Exercise description >>
Once the pictures are set aside, transcribe the remaining data exactly.

+ + +

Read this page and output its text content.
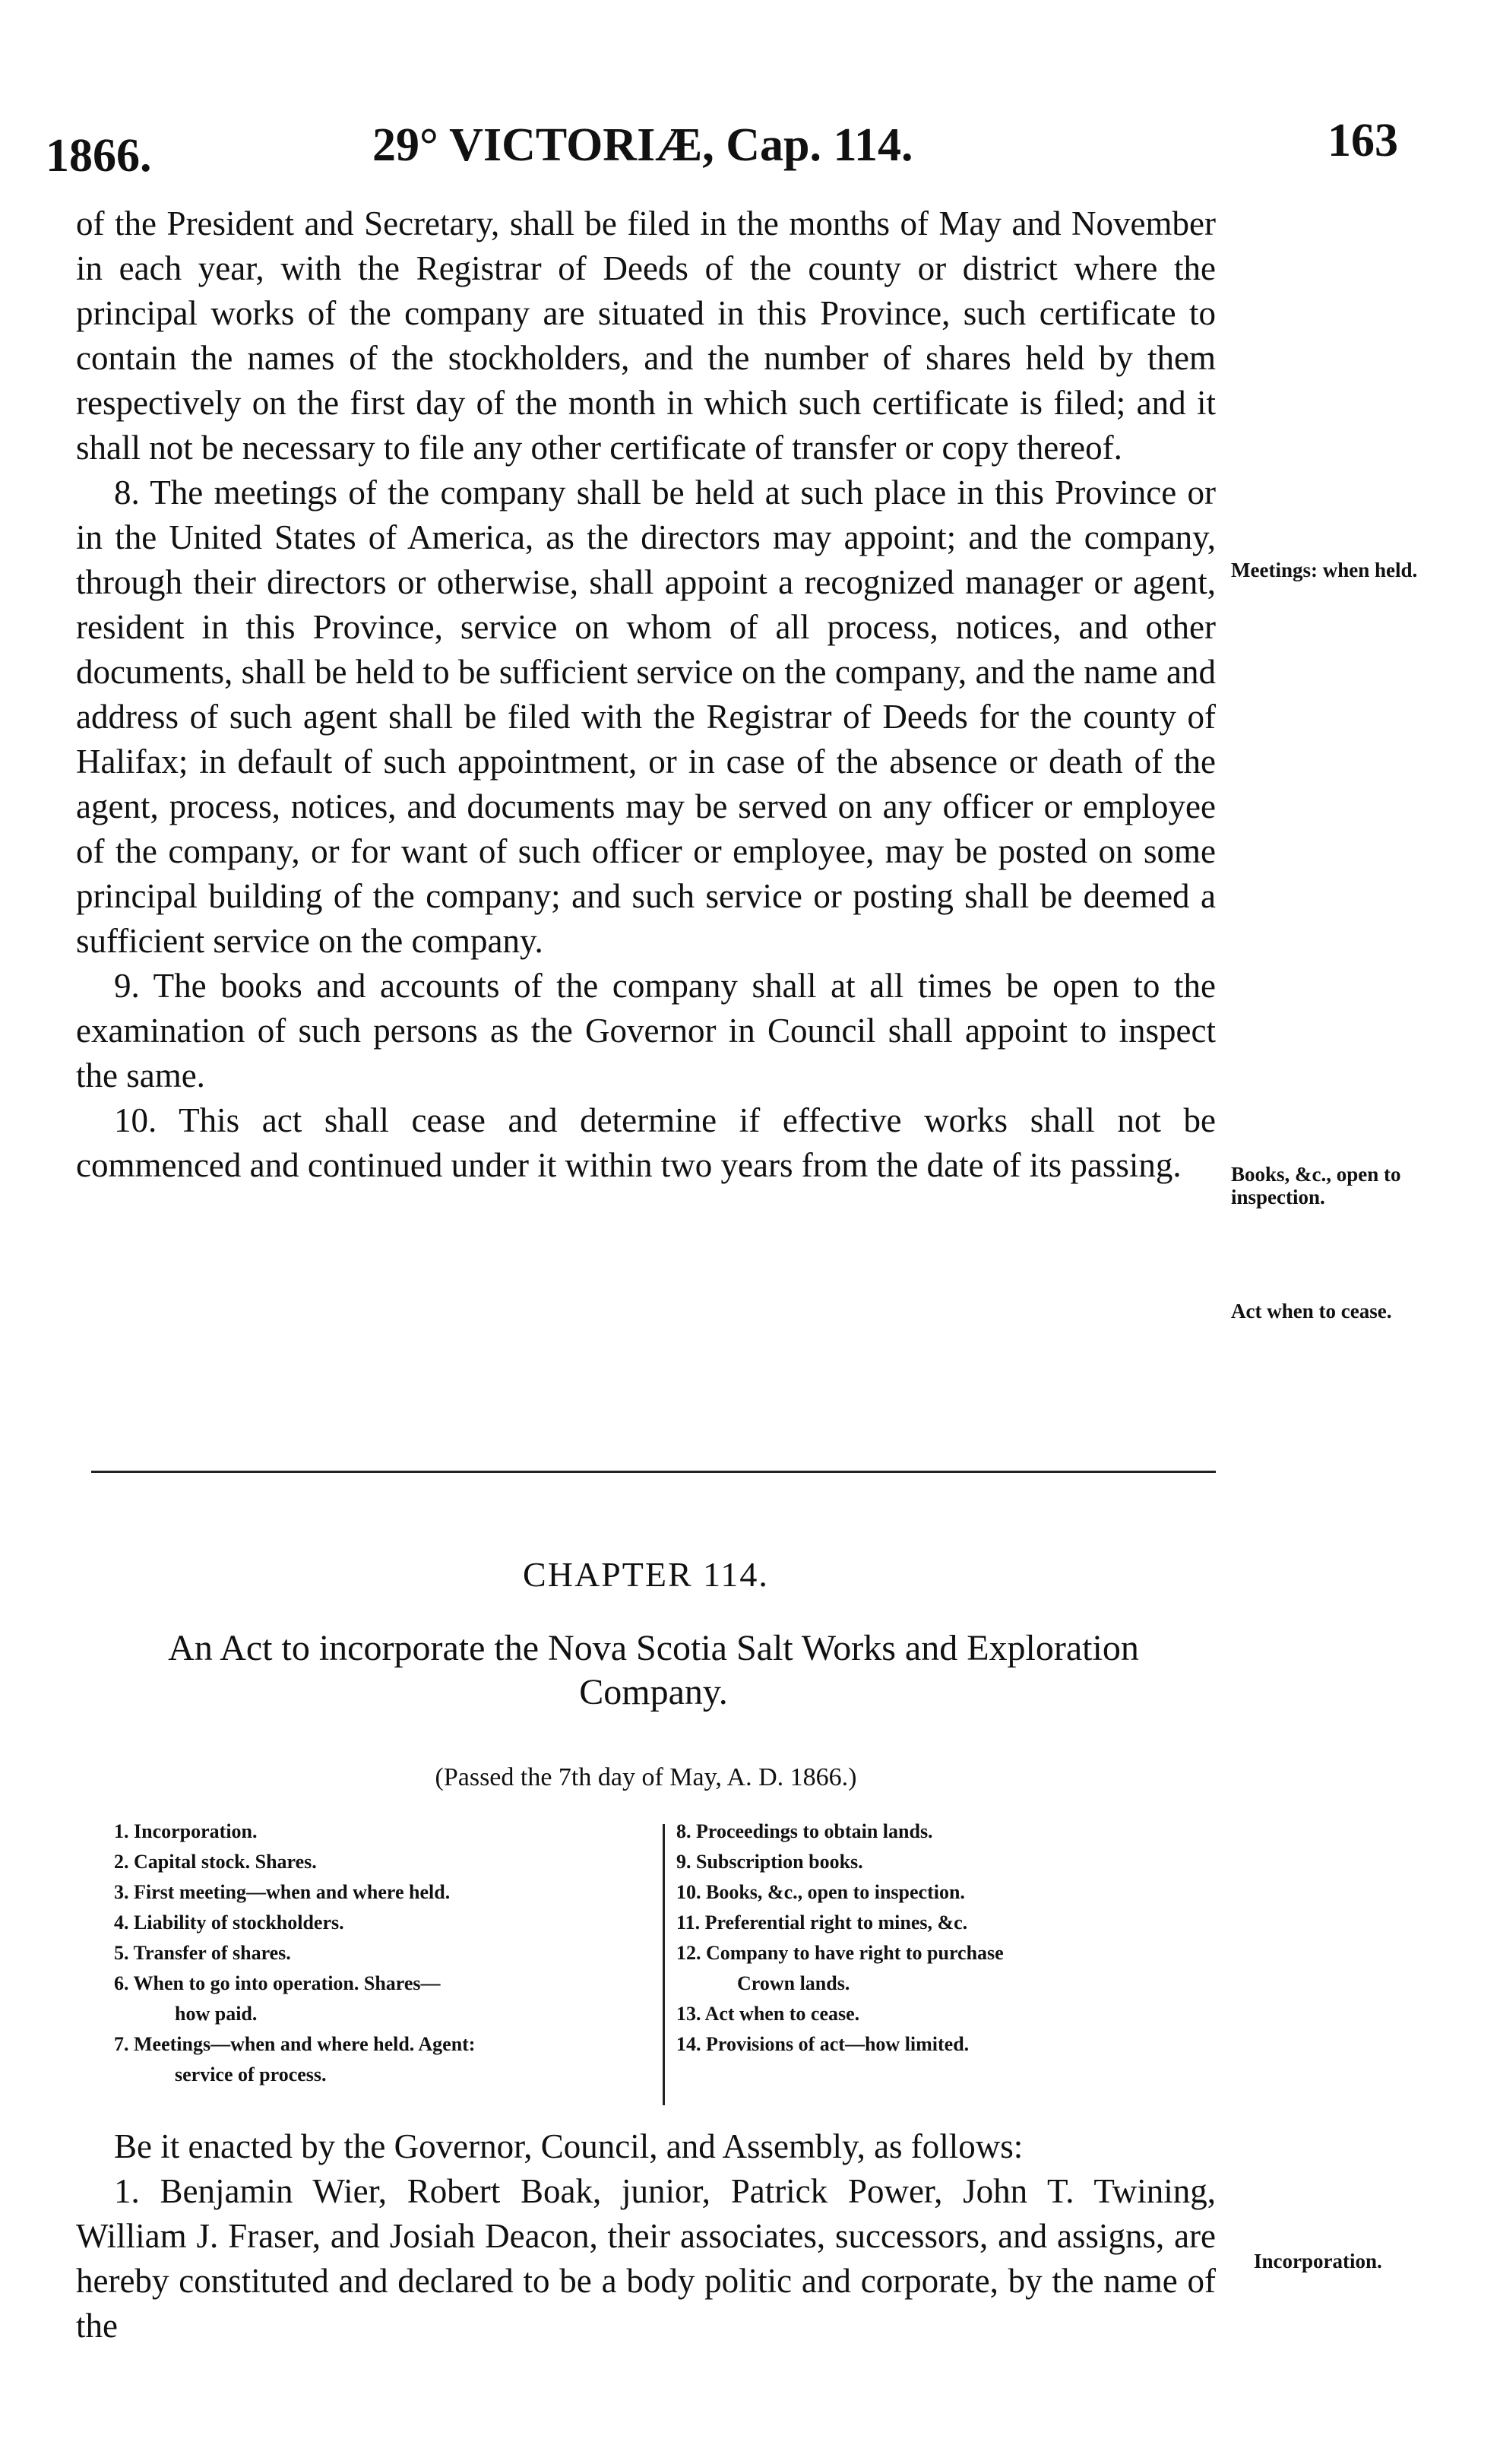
1866.	29° VICTORIÆ, Cap. 114.	163

of the President and Secretary, shall be filed in the months of May and November in each year, with the Registrar of Deeds of the county or district where the principal works of the company are situated in this Province, such certificate to contain the names of the stockholders, and the number of shares held by them respectively on the first day of the month in which such certificate is filed; and it shall not be necessary to file any other certificate of transfer or copy thereof.

8. The meetings of the company shall be held at such place in this Province or in the United States of America, as the directors may appoint; and the company, through their directors or otherwise, shall appoint a recognized manager or agent, resident in this Province, service on whom of all process, notices, and other documents, shall be held to be sufficient service on the company, and the name and address of such agent shall be filed with the Registrar of Deeds for the county of Halifax; in default of such appointment, or in case of the absence or death of the agent, process, notices, and documents may be served on any officer or employee of the company, or for want of such officer or employee, may be posted on some principal building of the company; and such service or posting shall be deemed a sufficient service on the company.

9. The books and accounts of the company shall at all times be open to the examination of such persons as the Governor in Council shall appoint to inspect the same.

10. This act shall cease and determine if effective works shall not be commenced and continued under it within two years from the date of its passing.

Meetings: when held.
Books, &c., open to inspection.
Act when to cease.
CHAPTER 114.
An Act to incorporate the Nova Scotia Salt Works and Exploration Company.
(Passed the 7th day of May, A. D. 1866.)

1. Incorporation.

2. Capital stock. Shares.

3. First meeting—when and where held.

4. Liability of stockholders.

5. Transfer of shares.

6. When to go into operation. Shares—
how paid.

7. Meetings—when and where held. Agent:
service of process.

8. Proceedings to obtain lands.

9. Subscription books.

10. Books, &c., open to inspection.

11. Preferential right to mines, &c.

12. Company to have right to purchase
Crown lands.

13. Act when to cease.

14. Provisions of act—how limited.

Be it enacted by the Governor, Council, and Assembly, as follows:

1. Benjamin Wier, Robert Boak, junior, Patrick Power, John T. Twining, William J. Fraser, and Josiah Deacon, their associates, successors, and assigns, are hereby constituted and declared to be a body politic and corporate, by the name of the

Incorporation.
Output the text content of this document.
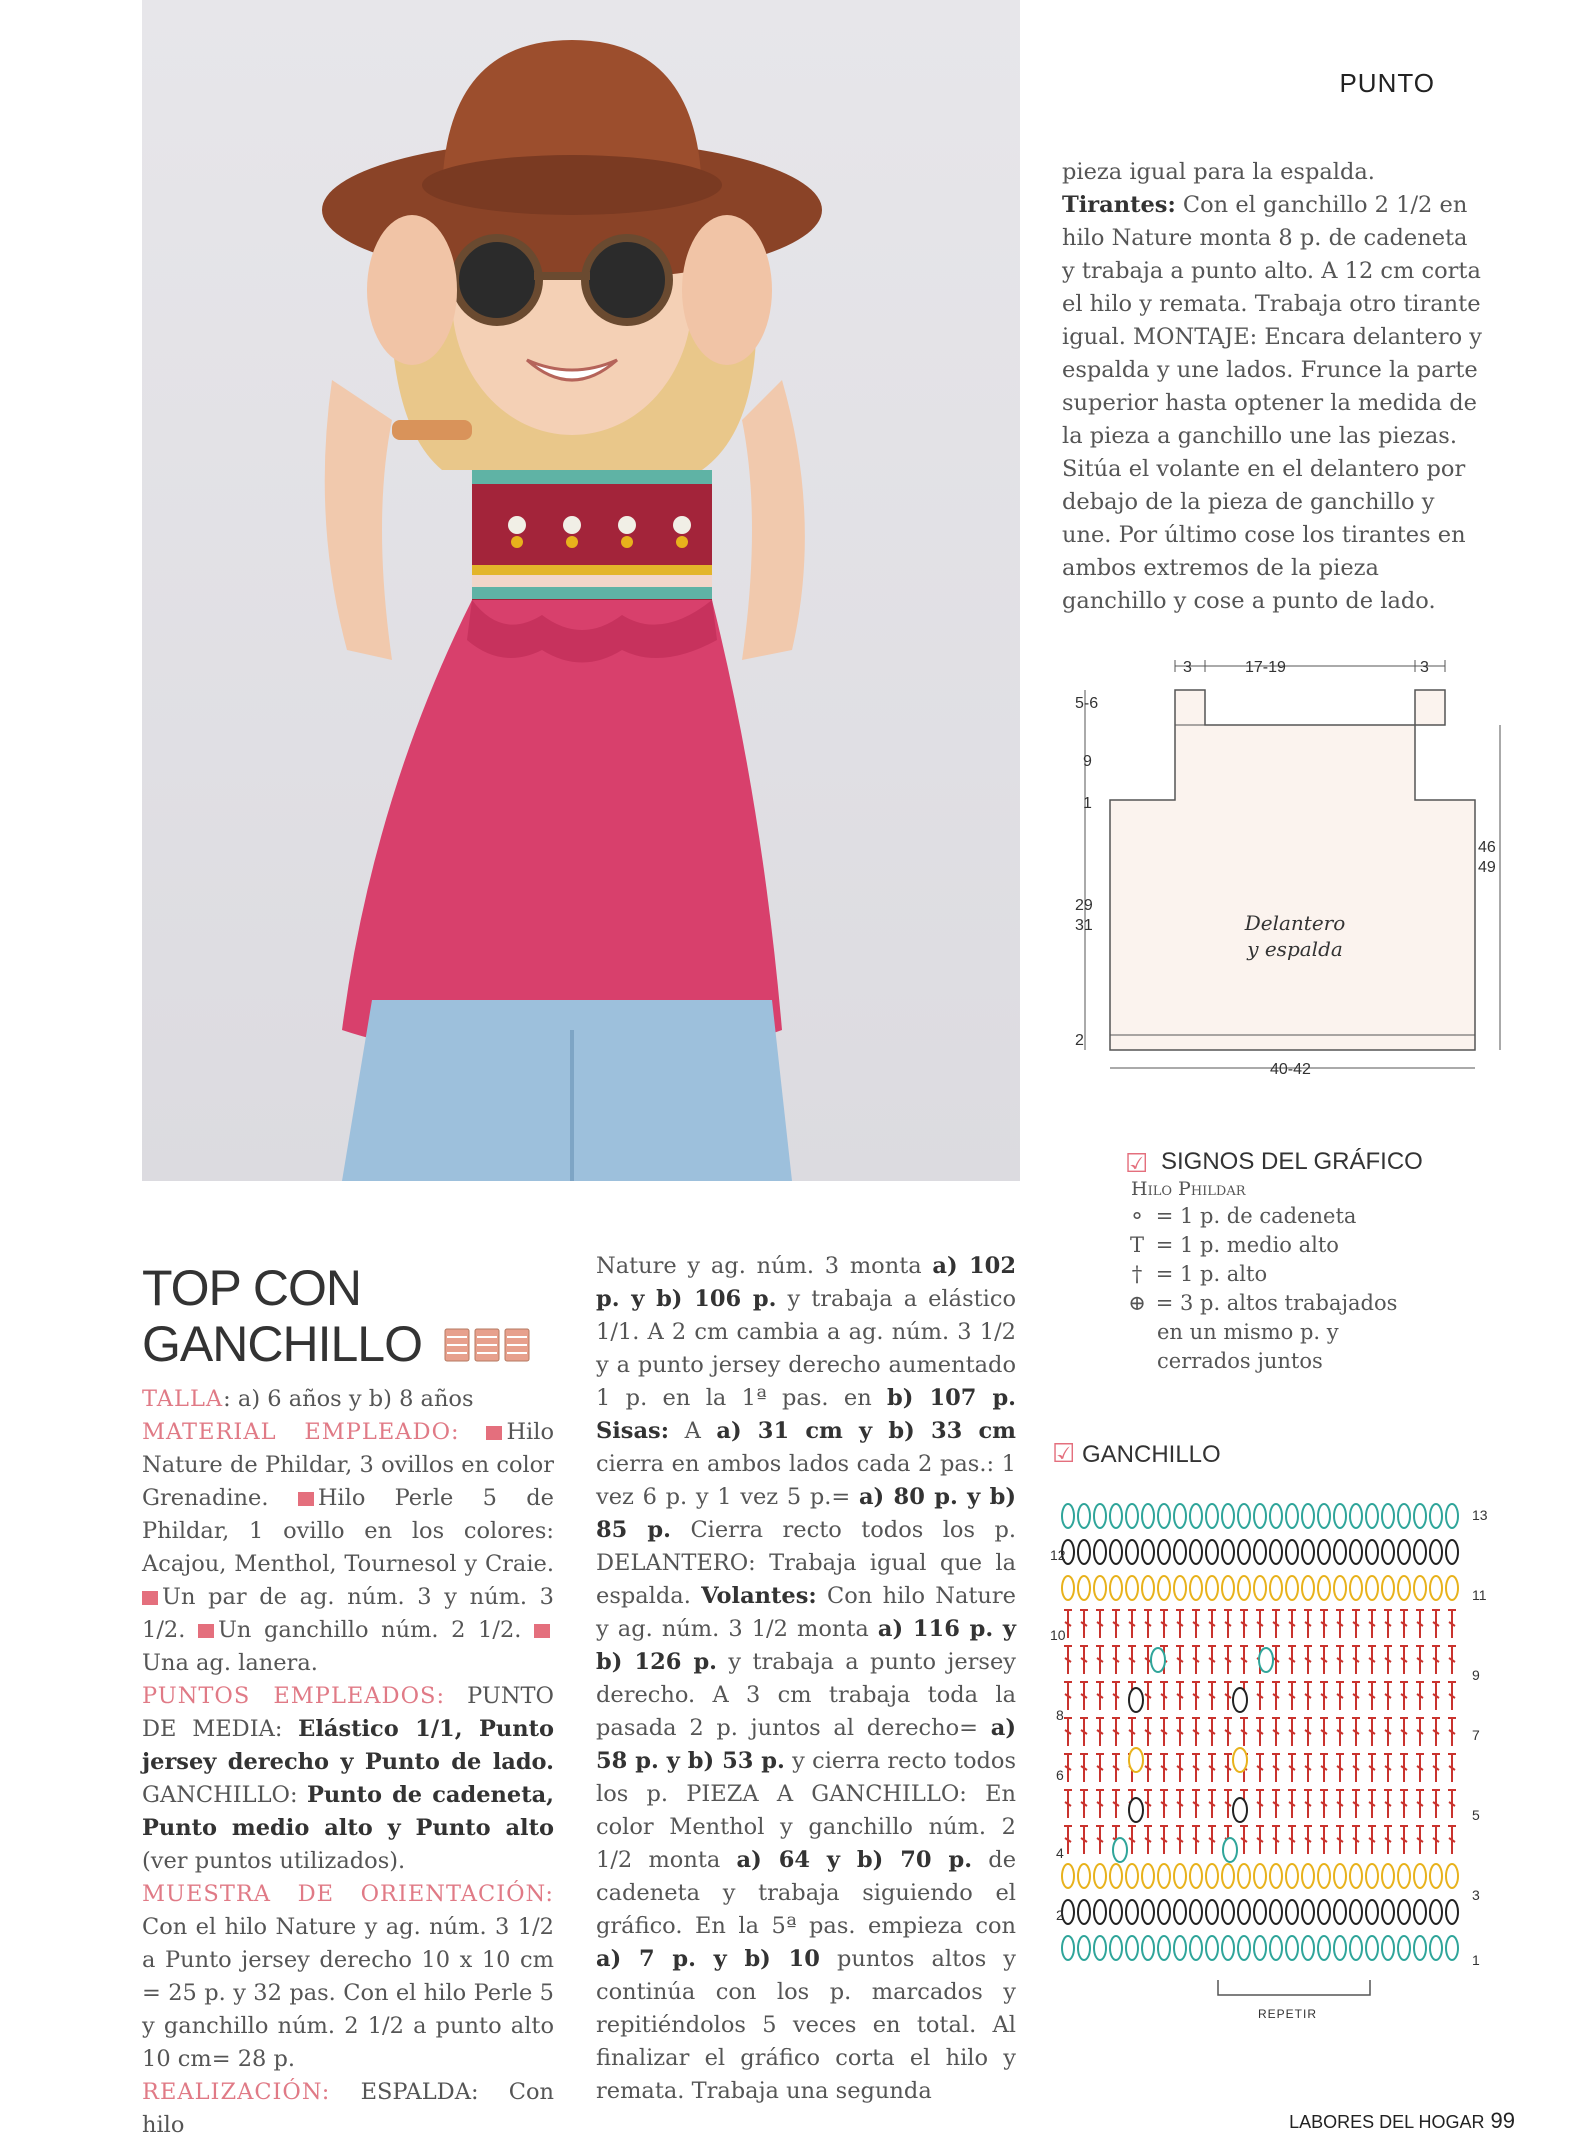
PUNTO

pieza igual para la espalda. Tirantes: Con el ganchillo 2 1/2 en hilo Nature monta 8 p. de cadeneta y trabaja a punto alto. A 12 cm corta el hilo y remata. Trabaja otro tirante igual. MONTAJE: Encara delantero y espalda y une lados. Frunce la parte superior hasta optener la medida de la pieza a ganchillo une las piezas. Sitúa el volante en el delantero por debajo de la pieza de ganchillo y une. Por último cose los tirantes en ambos extremos de la pieza ganchillo y cose a punto de lado.

3	17-19	3
5-6
9
1
29
31
2
46
49
Delantero
y espalda
40-42
☑ SIGNOS DEL GRÁFICO
Hilo Phildar
⚬ = 1 p. de cadeneta
T = 1 p. medio alto
† = 1 p. alto
⊕ = 3 p. altos trabajados
en un mismo p. y
cerrados juntos
☑ GANCHILLO
12
10
8
6
4
2
13
11
9
7
5
3
1
REPETIR
TOP CON
GANCHILLO

TALLA: a) 6 años y b) 8 años

MATERIAL EMPLEADO: Hilo Nature de Phildar, 3 ovillos en color Grenadine. Hilo Perle 5 de Phildar, 1 ovillo en los colores: Acajou, Menthol, Tournesol y Craie. Un par de ag. núm. 3 y núm. 3 1/2. Un ganchillo núm. 2 1/2. Una ag. lanera.

PUNTOS EMPLEADOS: PUNTO DE MEDIA: Elástico 1/1, Punto jersey derecho y Punto de lado. GANCHILLO: Punto de cadeneta, Punto medio alto y Punto alto (ver puntos utilizados).

MUESTRA DE ORIENTACIÓN: Con el hilo Nature y ag. núm. 3 1/2 a Punto jersey derecho 10 x 10 cm = 25 p. y 32 pas. Con el hilo Perle 5 y ganchillo núm. 2 1/2 a punto alto 10 cm= 28 p.

REALIZACIÓN: ESPALDA: Con hilo

Nature y ag. núm. 3 monta a) 102 p. y b) 106 p. y trabaja a elástico 1/1. A 2 cm cambia a ag. núm. 3 1/2 y a punto jersey derecho aumentado 1 p. en la 1ª pas. en b) 107 p. Sisas: A a) 31 cm y b) 33 cm cierra en ambos lados cada 2 pas.: 1 vez 6 p. y 1 vez 5 p.= a) 80 p. y b) 85 p. Cierra recto todos los p. DELANTERO: Trabaja igual que la espalda. Volantes: Con hilo Nature y ag. núm. 3 1/2 monta a) 116 p. y b) 126 p. y trabaja a punto jersey derecho. A 3 cm trabaja toda la pasada 2 p. juntos al derecho= a) 58 p. y b) 53 p. y cierra recto todos los p. PIEZA A GANCHILLO: En color Menthol y ganchillo núm. 2 1/2 monta a) 64 y b) 70 p. de cadeneta y trabaja siguiendo el gráfico. En la 5ª pas. empieza con a) 7 p. y b) 10 puntos altos y continúa con los p. marcados y repitiéndolos 5 veces en total. Al finalizar el gráfico corta el hilo y remata. Trabaja una segunda

LABORES DEL HOGAR 99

+ + +

Solution below >>
Read this page and output its text content.
1866.	29° VICTORIÆ, Cap. 114.	163

of the President and Secretary, shall be filed in the months of May and November in each year, with the Registrar of Deeds of the county or district where the principal works of the company are situated in this Province, such certificate to contain the names of the stockholders, and the number of shares held by them respectively on the first day of the month in which such certificate is filed; and it shall not be necessary to file any other certificate of transfer or copy thereof.

8. The meetings of the company shall be held at such place in this Province or in the United States of America, as the directors may appoint; and the company, through their directors or otherwise, shall appoint a recognized manager or agent, resident in this Province, service on whom of all process, notices, and other documents, shall be held to be sufficient service on the company, and the name and address of such agent shall be filed with the Registrar of Deeds for the county of Halifax; in default of such appointment, or in case of the absence or death of the agent, process, notices, and documents may be served on any officer or employee of the company, or for want of such officer or employee, may be posted on some principal building of the company; and such service or posting shall be deemed a sufficient service on the company.

9. The books and accounts of the company shall at all times be open to the examination of such persons as the Governor in Council shall appoint to inspect the same.

10. This act shall cease and determine if effective works shall not be commenced and continued under it within two years from the date of its passing.

Meetings: when held.
Books, &c., open to inspection.
Act when to cease.
CHAPTER 114.
An Act to incorporate the Nova Scotia Salt Works and Exploration Company.
(Passed the 7th day of May, A. D. 1866.)

1. Incorporation.

2. Capital stock. Shares.

3. First meeting—when and where held.

4. Liability of stockholders.

5. Transfer of shares.

6. When to go into operation. Shares—
how paid.

7. Meetings—when and where held. Agent:
service of process.

8. Proceedings to obtain lands.

9. Subscription books.

10. Books, &c., open to inspection.

11. Preferential right to mines, &c.

12. Company to have right to purchase
Crown lands.

13. Act when to cease.

14. Provisions of act—how limited.

Be it enacted by the Governor, Council, and Assembly, as follows:

1. Benjamin Wier, Robert Boak, junior, Patrick Power, John T. Twining, William J. Fraser, and Josiah Deacon, their associates, successors, and assigns, are hereby constituted and declared to be a body politic and corporate, by the name of the

Incorporation.
Output the text content of this document.
PUNTO

pieza igual para la espalda. Tirantes: Con el ganchillo 2 1/2 en hilo Nature monta 8 p. de cadeneta y trabaja a punto alto. A 12 cm corta el hilo y remata. Trabaja otro tirante igual. MONTAJE: Encara delantero y espalda y une lados. Frunce la parte superior hasta optener la medida de la pieza a ganchillo une las piezas. Sitúa el volante en el delantero por debajo de la pieza de ganchillo y une. Por último cose los tirantes en ambos extremos de la pieza ganchillo y cose a punto de lado.

3	17-19	3
5-6
9
1
29
31
2
46
49
Delantero
y espalda
40-42
☑ SIGNOS DEL GRÁFICO
Hilo Phildar
⚬ = 1 p. de cadeneta
T = 1 p. medio alto
† = 1 p. alto
⊕ = 3 p. altos trabajados
en un mismo p. y
cerrados juntos
☑ GANCHILLO
12
10
8
6
4
2
13
11
9
7
5
3
1
REPETIR
TOP CON
GANCHILLO

TALLA: a) 6 años y b) 8 años

MATERIAL EMPLEADO: Hilo Nature de Phildar, 3 ovillos en color Grenadine. Hilo Perle 5 de Phildar, 1 ovillo en los colores: Acajou, Menthol, Tournesol y Craie. Un par de ag. núm. 3 y núm. 3 1/2. Un ganchillo núm. 2 1/2. Una ag. lanera.

PUNTOS EMPLEADOS: PUNTO DE MEDIA: Elástico 1/1, Punto jersey derecho y Punto de lado. GANCHILLO: Punto de cadeneta, Punto medio alto y Punto alto (ver puntos utilizados).

MUESTRA DE ORIENTACIÓN: Con el hilo Nature y ag. núm. 3 1/2 a Punto jersey derecho 10 x 10 cm = 25 p. y 32 pas. Con el hilo Perle 5 y ganchillo núm. 2 1/2 a punto alto 10 cm= 28 p.

REALIZACIÓN: ESPALDA: Con hilo

Nature y ag. núm. 3 monta a) 102 p. y b) 106 p. y trabaja a elástico 1/1. A 2 cm cambia a ag. núm. 3 1/2 y a punto jersey derecho aumentado 1 p. en la 1ª pas. en b) 107 p. Sisas: A a) 31 cm y b) 33 cm cierra en ambos lados cada 2 pas.: 1 vez 6 p. y 1 vez 5 p.= a) 80 p. y b) 85 p. Cierra recto todos los p. DELANTERO: Trabaja igual que la espalda. Volantes: Con hilo Nature y ag. núm. 3 1/2 monta a) 116 p. y b) 126 p. y trabaja a punto jersey derecho. A 3 cm trabaja toda la pasada 2 p. juntos al derecho= a) 58 p. y b) 53 p. y cierra recto todos los p. PIEZA A GANCHILLO: En color Menthol y ganchillo núm. 2 1/2 monta a) 64 y b) 70 p. de cadeneta y trabaja siguiendo el gráfico. En la 5ª pas. empieza con a) 7 p. y b) 10 puntos altos y continúa con los p. marcados y repitiéndolos 5 veces en total. Al finalizar el gráfico corta el hilo y remata. Trabaja una segunda

LABORES DEL HOGAR 99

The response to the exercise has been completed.